Dataset excerpt
==*==

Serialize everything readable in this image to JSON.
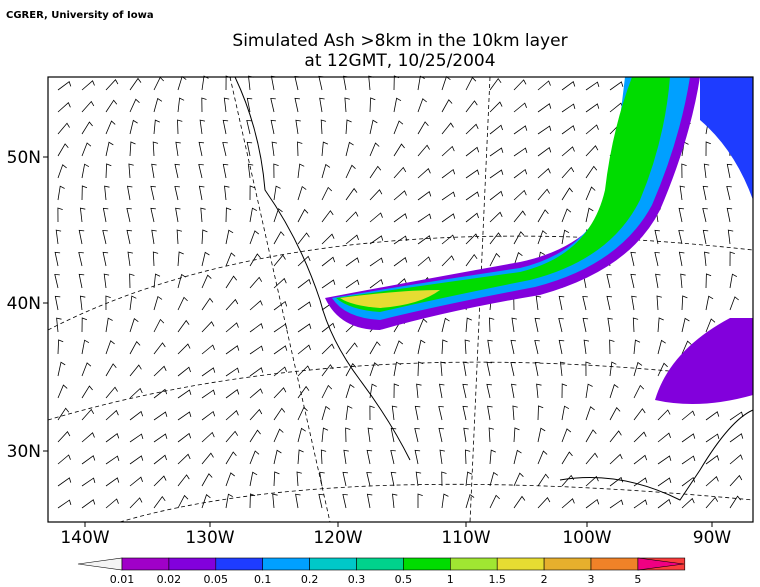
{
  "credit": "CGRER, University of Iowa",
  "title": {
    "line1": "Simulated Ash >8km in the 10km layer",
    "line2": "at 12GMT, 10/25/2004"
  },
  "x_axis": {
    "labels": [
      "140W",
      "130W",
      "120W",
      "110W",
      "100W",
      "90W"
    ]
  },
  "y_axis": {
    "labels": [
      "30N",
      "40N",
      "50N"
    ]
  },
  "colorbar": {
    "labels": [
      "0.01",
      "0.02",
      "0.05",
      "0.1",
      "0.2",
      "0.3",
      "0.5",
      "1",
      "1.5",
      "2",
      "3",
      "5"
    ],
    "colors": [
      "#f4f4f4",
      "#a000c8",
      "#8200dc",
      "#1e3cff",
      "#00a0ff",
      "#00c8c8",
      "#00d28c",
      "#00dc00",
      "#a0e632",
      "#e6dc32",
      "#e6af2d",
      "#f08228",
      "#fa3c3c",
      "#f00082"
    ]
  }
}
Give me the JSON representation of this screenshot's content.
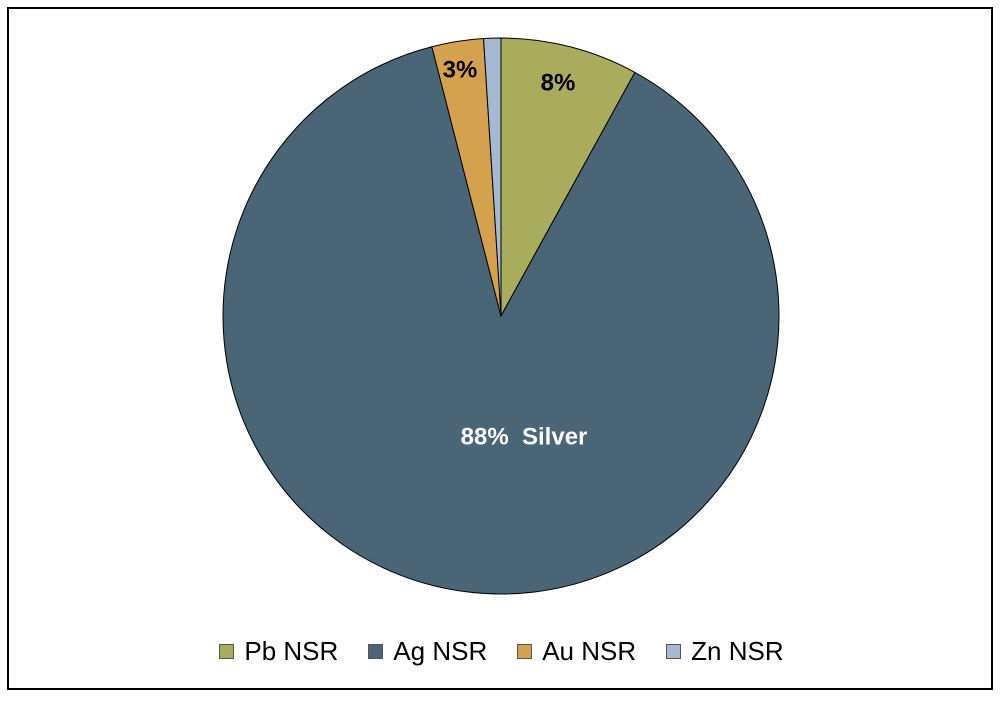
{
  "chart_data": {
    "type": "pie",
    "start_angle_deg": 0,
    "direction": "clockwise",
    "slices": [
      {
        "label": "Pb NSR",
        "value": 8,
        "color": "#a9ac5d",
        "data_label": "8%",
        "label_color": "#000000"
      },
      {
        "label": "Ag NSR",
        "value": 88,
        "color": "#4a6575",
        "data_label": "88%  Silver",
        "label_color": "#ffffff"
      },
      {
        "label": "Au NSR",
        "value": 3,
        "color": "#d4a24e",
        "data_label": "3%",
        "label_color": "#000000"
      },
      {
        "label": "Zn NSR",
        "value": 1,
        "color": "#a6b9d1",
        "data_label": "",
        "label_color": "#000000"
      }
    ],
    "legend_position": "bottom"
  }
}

==*==

From the entries above, collect every line with the string "JSON" in it.

Serialize everything readable in this image to JSON.
Give me the JSON representation of this screenshot's content.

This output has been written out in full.